#### Exercise goal
Present the data once more in exactly its original form.

#### Supplied records
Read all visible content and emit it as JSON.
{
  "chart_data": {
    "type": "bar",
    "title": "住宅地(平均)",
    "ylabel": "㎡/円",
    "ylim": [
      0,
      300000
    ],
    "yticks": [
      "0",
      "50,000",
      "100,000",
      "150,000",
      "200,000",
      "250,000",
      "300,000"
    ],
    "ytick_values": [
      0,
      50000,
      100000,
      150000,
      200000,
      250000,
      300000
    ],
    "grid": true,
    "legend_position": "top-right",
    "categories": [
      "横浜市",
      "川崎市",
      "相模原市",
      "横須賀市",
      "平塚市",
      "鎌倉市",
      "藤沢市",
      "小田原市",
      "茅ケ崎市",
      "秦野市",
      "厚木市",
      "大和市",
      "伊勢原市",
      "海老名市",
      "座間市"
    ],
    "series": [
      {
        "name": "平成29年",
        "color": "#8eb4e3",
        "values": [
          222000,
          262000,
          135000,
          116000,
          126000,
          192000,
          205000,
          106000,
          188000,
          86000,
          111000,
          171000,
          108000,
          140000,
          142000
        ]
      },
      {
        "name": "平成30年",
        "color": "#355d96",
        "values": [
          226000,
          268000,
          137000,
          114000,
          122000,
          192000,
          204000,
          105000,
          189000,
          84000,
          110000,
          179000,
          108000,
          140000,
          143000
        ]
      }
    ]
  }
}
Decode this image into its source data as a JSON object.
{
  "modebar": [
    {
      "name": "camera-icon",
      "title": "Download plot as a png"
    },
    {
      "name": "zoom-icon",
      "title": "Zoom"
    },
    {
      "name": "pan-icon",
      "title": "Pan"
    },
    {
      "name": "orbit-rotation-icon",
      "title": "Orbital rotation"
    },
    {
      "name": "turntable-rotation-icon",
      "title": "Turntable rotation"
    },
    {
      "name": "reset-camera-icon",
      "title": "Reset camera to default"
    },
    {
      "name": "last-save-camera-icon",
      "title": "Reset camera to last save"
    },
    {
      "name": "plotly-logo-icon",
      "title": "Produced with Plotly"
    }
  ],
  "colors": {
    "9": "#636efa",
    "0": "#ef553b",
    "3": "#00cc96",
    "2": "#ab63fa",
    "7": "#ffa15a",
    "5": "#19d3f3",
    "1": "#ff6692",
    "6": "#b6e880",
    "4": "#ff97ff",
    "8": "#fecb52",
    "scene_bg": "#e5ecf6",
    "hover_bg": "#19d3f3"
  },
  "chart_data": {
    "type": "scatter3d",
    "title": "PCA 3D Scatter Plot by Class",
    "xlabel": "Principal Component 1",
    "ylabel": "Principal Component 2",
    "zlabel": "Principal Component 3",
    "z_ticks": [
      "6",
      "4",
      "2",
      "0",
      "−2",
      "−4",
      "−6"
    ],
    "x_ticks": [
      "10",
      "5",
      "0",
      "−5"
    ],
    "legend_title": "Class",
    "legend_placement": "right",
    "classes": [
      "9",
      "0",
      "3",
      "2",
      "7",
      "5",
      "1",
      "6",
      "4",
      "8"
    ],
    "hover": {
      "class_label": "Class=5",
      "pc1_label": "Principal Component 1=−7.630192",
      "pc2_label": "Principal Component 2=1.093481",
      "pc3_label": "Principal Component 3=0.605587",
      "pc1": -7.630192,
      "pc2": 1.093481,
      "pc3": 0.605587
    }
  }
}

#### Completed exercise
Read all visible content and emit it as JSON.
{
  "chart_data": {
    "type": "bar",
    "title": "住宅地(平均)",
    "ylabel": "㎡/円",
    "ylim": [
      0,
      300000
    ],
    "yticks": [
      "0",
      "50,000",
      "100,000",
      "150,000",
      "200,000",
      "250,000",
      "300,000"
    ],
    "ytick_values": [
      0,
      50000,
      100000,
      150000,
      200000,
      250000,
      300000
    ],
    "grid": true,
    "legend_position": "top-right",
    "categories": [
      "横浜市",
      "川崎市",
      "相模原市",
      "横須賀市",
      "平塚市",
      "鎌倉市",
      "藤沢市",
      "小田原市",
      "茅ケ崎市",
      "秦野市",
      "厚木市",
      "大和市",
      "伊勢原市",
      "海老名市",
      "座間市"
    ],
    "series": [
      {
        "name": "平成29年",
        "color": "#8eb4e3",
        "values": [
          222000,
          262000,
          135000,
          116000,
          126000,
          192000,
          205000,
          106000,
          188000,
          86000,
          111000,
          171000,
          108000,
          140000,
          142000
        ]
      },
      {
        "name": "平成30年",
        "color": "#355d96",
        "values": [
          226000,
          268000,
          137000,
          114000,
          122000,
          192000,
          204000,
          105000,
          189000,
          84000,
          110000,
          179000,
          108000,
          140000,
          143000
        ]
      }
    ]
  }
}
Decode this image into its source data as a JSON object.
{
  "modebar": [
    {
      "name": "camera-icon",
      "title": "Download plot as a png"
    },
    {
      "name": "zoom-icon",
      "title": "Zoom"
    },
    {
      "name": "pan-icon",
      "title": "Pan"
    },
    {
      "name": "orbit-rotation-icon",
      "title": "Orbital rotation"
    },
    {
      "name": "turntable-rotation-icon",
      "title": "Turntable rotation"
    },
    {
      "name": "reset-camera-icon",
      "title": "Reset camera to default"
    },
    {
      "name": "last-save-camera-icon",
      "title": "Reset camera to last save"
    },
    {
      "name": "plotly-logo-icon",
      "title": "Produced with Plotly"
    }
  ],
  "colors": {
    "9": "#636efa",
    "0": "#ef553b",
    "3": "#00cc96",
    "2": "#ab63fa",
    "7": "#ffa15a",
    "5": "#19d3f3",
    "1": "#ff6692",
    "6": "#b6e880",
    "4": "#ff97ff",
    "8": "#fecb52",
    "scene_bg": "#e5ecf6",
    "hover_bg": "#19d3f3"
  },
  "chart_data": {
    "type": "scatter3d",
    "title": "PCA 3D Scatter Plot by Class",
    "xlabel": "Principal Component 1",
    "ylabel": "Principal Component 2",
    "zlabel": "Principal Component 3",
    "z_ticks": [
      "6",
      "4",
      "2",
      "0",
      "−2",
      "−4",
      "−6"
    ],
    "x_ticks": [
      "10",
      "5",
      "0",
      "−5"
    ],
    "legend_title": "Class",
    "legend_placement": "right",
    "classes": [
      "9",
      "0",
      "3",
      "2",
      "7",
      "5",
      "1",
      "6",
      "4",
      "8"
    ],
    "hover": {
      "class_label": "Class=5",
      "pc1_label": "Principal Component 1=−7.630192",
      "pc2_label": "Principal Component 2=1.093481",
      "pc3_label": "Principal Component 3=0.605587",
      "pc1": -7.630192,
      "pc2": 1.093481,
      "pc3": 0.605587
    }
  }
}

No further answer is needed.